Restate the entries below verbatim.

##### DATASET EXCERPTS #####

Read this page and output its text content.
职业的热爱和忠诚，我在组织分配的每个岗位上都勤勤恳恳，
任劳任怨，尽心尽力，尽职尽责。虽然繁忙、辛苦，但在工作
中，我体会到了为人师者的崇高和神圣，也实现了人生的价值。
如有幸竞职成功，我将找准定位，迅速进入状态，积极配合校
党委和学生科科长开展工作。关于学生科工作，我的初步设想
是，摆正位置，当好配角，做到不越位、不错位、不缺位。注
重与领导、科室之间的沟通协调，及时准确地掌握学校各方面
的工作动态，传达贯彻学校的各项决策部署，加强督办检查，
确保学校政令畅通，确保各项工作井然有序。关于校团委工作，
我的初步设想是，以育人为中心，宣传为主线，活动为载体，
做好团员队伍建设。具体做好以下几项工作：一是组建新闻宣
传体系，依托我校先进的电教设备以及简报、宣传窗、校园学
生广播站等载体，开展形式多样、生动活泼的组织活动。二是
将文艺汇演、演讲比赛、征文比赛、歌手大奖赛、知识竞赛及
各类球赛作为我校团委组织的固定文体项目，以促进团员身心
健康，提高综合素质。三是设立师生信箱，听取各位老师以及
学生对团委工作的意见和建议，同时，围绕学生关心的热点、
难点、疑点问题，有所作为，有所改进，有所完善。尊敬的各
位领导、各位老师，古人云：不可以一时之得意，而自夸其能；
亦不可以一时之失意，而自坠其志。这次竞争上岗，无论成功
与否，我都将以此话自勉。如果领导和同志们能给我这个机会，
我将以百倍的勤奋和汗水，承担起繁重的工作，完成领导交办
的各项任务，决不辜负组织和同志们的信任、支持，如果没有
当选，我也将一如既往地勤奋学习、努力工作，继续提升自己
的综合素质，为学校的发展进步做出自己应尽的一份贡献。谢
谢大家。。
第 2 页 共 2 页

#####

*RESPONSE*:
Read this page and output its text content.
职业的热爱和忠诚，我在组织分配的每个岗位上都勤勤恳恳，
任劳任怨，尽心尽力，尽职尽责。虽然繁忙、辛苦，但在工作
中，我体会到了为人师者的崇高和神圣，也实现了人生的价值。
如有幸竞职成功，我将找准定位，迅速进入状态，积极配合校
党委和学生科科长开展工作。关于学生科工作，我的初步设想
是，摆正位置，当好配角，做到不越位、不错位、不缺位。注
重与领导、科室之间的沟通协调，及时准确地掌握学校各方面
的工作动态，传达贯彻学校的各项决策部署，加强督办检查，
确保学校政令畅通，确保各项工作井然有序。关于校团委工作，
我的初步设想是，以育人为中心，宣传为主线，活动为载体，
做好团员队伍建设。具体做好以下几项工作：一是组建新闻宣
传体系，依托我校先进的电教设备以及简报、宣传窗、校园学
生广播站等载体，开展形式多样、生动活泼的组织活动。二是
将文艺汇演、演讲比赛、征文比赛、歌手大奖赛、知识竞赛及
各类球赛作为我校团委组织的固定文体项目，以促进团员身心
健康，提高综合素质。三是设立师生信箱，听取各位老师以及
学生对团委工作的意见和建议，同时，围绕学生关心的热点、
难点、疑点问题，有所作为，有所改进，有所完善。尊敬的各
位领导、各位老师，古人云：不可以一时之得意，而自夸其能；
亦不可以一时之失意，而自坠其志。这次竞争上岗，无论成功
与否，我都将以此话自勉。如果领导和同志们能给我这个机会，
我将以百倍的勤奋和汗水，承担起繁重的工作，完成领导交办
的各项任务，决不辜负组织和同志们的信任、支持，如果没有
当选，我也将一如既往地勤奋学习、努力工作，继续提升自己
的综合素质，为学校的发展进步做出自己应尽的一份贡献。谢
谢大家。。
第 2 页 共 2 页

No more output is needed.